(PROBLEM DETAILS): Go through the entries below and collect each line with the string "India" in it.
:: INFORMATION SUPPLIED ::
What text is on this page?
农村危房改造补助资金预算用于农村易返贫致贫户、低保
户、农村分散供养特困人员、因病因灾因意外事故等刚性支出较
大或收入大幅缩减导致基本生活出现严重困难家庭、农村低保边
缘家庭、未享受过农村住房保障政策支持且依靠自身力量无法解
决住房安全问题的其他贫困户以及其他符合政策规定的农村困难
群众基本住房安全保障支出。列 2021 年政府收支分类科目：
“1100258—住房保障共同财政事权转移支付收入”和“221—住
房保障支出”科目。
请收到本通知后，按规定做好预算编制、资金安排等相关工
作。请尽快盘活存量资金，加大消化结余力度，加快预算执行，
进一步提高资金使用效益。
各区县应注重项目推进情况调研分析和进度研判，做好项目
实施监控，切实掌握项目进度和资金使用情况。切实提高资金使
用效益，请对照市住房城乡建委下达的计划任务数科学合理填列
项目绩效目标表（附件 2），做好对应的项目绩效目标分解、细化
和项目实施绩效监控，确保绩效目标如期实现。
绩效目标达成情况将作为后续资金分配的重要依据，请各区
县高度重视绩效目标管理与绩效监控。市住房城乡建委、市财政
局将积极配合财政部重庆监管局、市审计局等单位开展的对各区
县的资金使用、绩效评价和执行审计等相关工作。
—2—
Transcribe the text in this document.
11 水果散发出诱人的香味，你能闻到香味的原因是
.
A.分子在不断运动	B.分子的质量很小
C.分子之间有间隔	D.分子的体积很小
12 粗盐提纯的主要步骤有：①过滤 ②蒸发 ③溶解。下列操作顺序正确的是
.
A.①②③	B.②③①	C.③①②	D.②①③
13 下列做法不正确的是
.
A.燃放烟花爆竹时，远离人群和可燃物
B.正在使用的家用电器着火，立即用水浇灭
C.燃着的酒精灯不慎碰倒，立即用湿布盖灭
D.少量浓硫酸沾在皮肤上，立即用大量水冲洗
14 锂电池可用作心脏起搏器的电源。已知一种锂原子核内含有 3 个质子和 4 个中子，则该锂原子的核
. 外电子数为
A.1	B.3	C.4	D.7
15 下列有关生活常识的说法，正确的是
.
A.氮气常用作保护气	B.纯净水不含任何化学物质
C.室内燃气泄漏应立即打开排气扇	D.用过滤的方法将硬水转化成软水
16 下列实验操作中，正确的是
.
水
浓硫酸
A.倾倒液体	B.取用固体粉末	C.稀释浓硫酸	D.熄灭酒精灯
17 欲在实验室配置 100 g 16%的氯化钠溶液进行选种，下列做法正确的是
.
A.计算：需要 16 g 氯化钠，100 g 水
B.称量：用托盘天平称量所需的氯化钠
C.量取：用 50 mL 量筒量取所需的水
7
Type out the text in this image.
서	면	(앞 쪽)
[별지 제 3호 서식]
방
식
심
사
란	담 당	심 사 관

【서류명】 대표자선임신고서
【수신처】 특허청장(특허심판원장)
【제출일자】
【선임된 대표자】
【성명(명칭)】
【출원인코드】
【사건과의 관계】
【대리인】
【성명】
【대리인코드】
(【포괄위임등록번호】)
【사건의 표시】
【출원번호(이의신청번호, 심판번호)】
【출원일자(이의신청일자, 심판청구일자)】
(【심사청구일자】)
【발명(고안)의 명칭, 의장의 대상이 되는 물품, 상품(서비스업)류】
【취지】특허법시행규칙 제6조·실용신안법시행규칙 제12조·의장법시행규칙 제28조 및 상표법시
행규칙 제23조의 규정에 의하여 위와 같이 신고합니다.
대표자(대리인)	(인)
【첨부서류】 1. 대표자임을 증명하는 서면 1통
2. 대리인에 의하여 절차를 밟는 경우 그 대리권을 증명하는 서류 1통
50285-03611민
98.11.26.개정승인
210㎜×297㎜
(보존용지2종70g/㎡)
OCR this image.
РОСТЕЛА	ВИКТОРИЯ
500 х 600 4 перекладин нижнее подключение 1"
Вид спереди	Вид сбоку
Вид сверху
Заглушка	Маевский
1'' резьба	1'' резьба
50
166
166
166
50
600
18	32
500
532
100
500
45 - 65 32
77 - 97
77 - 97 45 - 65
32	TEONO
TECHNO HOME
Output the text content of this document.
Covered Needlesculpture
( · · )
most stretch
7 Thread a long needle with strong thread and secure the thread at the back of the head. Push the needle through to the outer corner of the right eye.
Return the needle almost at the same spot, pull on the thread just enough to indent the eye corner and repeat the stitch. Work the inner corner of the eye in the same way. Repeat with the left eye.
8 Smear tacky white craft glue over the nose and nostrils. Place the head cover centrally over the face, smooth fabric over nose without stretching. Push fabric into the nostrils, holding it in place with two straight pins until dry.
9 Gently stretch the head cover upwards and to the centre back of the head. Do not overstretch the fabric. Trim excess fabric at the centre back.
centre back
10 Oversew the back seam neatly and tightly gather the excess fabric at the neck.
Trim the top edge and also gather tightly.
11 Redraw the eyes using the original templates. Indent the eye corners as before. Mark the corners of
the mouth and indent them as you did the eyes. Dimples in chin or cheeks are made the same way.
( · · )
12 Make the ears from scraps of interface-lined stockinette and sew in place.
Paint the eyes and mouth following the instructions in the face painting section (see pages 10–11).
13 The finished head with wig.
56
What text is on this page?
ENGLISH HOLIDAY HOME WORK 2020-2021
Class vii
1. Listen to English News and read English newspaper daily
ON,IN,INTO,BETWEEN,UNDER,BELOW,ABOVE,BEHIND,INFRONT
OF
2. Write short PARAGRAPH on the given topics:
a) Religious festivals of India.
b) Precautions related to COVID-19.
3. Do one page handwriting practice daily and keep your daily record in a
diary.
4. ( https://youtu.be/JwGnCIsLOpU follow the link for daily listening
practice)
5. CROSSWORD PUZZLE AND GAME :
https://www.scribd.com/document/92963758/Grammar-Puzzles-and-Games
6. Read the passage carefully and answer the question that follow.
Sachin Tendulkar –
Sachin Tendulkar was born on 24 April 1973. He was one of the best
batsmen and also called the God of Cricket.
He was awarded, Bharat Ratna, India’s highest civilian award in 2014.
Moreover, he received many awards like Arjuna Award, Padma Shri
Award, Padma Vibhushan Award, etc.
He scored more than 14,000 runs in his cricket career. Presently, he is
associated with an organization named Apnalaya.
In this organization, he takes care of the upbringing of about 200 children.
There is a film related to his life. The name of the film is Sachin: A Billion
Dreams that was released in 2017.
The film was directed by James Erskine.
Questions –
:::
(IN RESPONSE):
a) Religious festivals of India.
He was awarded, Bharat Ratna, India’s highest civilian award in 2014.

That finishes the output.